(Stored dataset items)
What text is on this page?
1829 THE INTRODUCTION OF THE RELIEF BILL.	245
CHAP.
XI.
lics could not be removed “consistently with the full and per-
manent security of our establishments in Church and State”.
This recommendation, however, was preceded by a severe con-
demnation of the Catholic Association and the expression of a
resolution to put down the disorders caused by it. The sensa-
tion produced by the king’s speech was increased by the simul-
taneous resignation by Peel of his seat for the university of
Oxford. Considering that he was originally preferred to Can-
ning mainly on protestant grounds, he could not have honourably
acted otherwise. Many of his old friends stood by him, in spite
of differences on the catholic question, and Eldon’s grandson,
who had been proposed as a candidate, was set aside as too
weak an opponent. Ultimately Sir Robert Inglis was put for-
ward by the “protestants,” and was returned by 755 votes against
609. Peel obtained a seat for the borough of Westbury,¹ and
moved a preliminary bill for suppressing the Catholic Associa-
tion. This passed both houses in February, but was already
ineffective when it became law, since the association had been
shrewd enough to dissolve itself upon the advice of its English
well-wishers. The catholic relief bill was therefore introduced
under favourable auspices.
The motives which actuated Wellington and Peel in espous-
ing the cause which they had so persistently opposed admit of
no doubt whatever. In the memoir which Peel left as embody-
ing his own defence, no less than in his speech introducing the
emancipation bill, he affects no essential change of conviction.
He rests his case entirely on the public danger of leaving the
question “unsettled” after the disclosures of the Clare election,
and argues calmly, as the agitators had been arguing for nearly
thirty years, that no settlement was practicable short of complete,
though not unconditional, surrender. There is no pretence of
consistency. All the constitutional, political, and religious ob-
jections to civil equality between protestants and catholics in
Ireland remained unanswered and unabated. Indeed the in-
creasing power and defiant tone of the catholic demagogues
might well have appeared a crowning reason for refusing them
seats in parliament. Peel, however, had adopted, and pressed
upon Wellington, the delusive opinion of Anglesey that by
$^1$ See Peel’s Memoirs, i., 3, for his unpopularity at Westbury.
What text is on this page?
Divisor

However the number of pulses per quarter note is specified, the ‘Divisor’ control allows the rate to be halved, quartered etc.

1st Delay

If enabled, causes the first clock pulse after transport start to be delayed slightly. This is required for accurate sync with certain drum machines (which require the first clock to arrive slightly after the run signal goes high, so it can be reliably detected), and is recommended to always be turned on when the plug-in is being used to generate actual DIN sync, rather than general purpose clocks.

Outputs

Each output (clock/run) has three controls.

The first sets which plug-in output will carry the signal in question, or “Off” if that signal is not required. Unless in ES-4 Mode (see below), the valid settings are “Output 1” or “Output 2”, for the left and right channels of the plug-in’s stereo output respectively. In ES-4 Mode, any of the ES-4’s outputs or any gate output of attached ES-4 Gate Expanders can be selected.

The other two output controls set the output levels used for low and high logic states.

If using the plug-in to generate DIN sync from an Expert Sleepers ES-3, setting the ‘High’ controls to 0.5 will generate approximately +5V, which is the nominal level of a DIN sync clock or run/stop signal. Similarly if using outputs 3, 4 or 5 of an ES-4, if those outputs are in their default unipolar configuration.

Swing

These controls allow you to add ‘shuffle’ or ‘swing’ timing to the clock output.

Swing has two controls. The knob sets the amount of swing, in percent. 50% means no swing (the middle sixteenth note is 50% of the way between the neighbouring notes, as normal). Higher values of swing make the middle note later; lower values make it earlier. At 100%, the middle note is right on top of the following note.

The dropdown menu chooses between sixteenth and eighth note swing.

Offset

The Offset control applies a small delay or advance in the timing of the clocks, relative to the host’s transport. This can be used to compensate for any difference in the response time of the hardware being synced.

_What you need to do_: Repeat every entry exactly, please.

_The output_:
What text is on this page?
1829 THE INTRODUCTION OF THE RELIEF BILL.	245
CHAP.
XI.
lics could not be removed “consistently with the full and per-
manent security of our establishments in Church and State”.
This recommendation, however, was preceded by a severe con-
demnation of the Catholic Association and the expression of a
resolution to put down the disorders caused by it. The sensa-
tion produced by the king’s speech was increased by the simul-
taneous resignation by Peel of his seat for the university of
Oxford. Considering that he was originally preferred to Can-
ning mainly on protestant grounds, he could not have honourably
acted otherwise. Many of his old friends stood by him, in spite
of differences on the catholic question, and Eldon’s grandson,
who had been proposed as a candidate, was set aside as too
weak an opponent. Ultimately Sir Robert Inglis was put for-
ward by the “protestants,” and was returned by 755 votes against
609. Peel obtained a seat for the borough of Westbury,¹ and
moved a preliminary bill for suppressing the Catholic Associa-
tion. This passed both houses in February, but was already
ineffective when it became law, since the association had been
shrewd enough to dissolve itself upon the advice of its English
well-wishers. The catholic relief bill was therefore introduced
under favourable auspices.
The motives which actuated Wellington and Peel in espous-
ing the cause which they had so persistently opposed admit of
no doubt whatever. In the memoir which Peel left as embody-
ing his own defence, no less than in his speech introducing the
emancipation bill, he affects no essential change of conviction.
He rests his case entirely on the public danger of leaving the
question “unsettled” after the disclosures of the Clare election,
and argues calmly, as the agitators had been arguing for nearly
thirty years, that no settlement was practicable short of complete,
though not unconditional, surrender. There is no pretence of
consistency. All the constitutional, political, and religious ob-
jections to civil equality between protestants and catholics in
Ireland remained unanswered and unabated. Indeed the in-
creasing power and defiant tone of the catholic demagogues
might well have appeared a crowning reason for refusing them
seats in parliament. Peel, however, had adopted, and pressed
upon Wellington, the delusive opinion of Anglesey that by
$^1$ See Peel’s Memoirs, i., 3, for his unpopularity at Westbury.
What text is on this page?
Divisor

However the number of pulses per quarter note is specified, the ‘Divisor’ control allows the rate to be halved, quartered etc.

1st Delay

If enabled, causes the first clock pulse after transport start to be delayed slightly. This is required for accurate sync with certain drum machines (which require the first clock to arrive slightly after the run signal goes high, so it can be reliably detected), and is recommended to always be turned on when the plug-in is being used to generate actual DIN sync, rather than general purpose clocks.

Outputs

Each output (clock/run) has three controls.

The first sets which plug-in output will carry the signal in question, or “Off” if that signal is not required. Unless in ES-4 Mode (see below), the valid settings are “Output 1” or “Output 2”, for the left and right channels of the plug-in’s stereo output respectively. In ES-4 Mode, any of the ES-4’s outputs or any gate output of attached ES-4 Gate Expanders can be selected.

The other two output controls set the output levels used for low and high logic states.

If using the plug-in to generate DIN sync from an Expert Sleepers ES-3, setting the ‘High’ controls to 0.5 will generate approximately +5V, which is the nominal level of a DIN sync clock or run/stop signal. Similarly if using outputs 3, 4 or 5 of an ES-4, if those outputs are in their default unipolar configuration.

Swing

These controls allow you to add ‘shuffle’ or ‘swing’ timing to the clock output.

Swing has two controls. The knob sets the amount of swing, in percent. 50% means no swing (the middle sixteenth note is 50% of the way between the neighbouring notes, as normal). Higher values of swing make the middle note later; lower values make it earlier. At 100%, the middle note is right on top of the following note.

The dropdown menu chooses between sixteenth and eighth note swing.

Offset

The Offset control applies a small delay or advance in the timing of the clocks, relative to the host’s transport. This can be used to compensate for any difference in the response time of the hardware being synced.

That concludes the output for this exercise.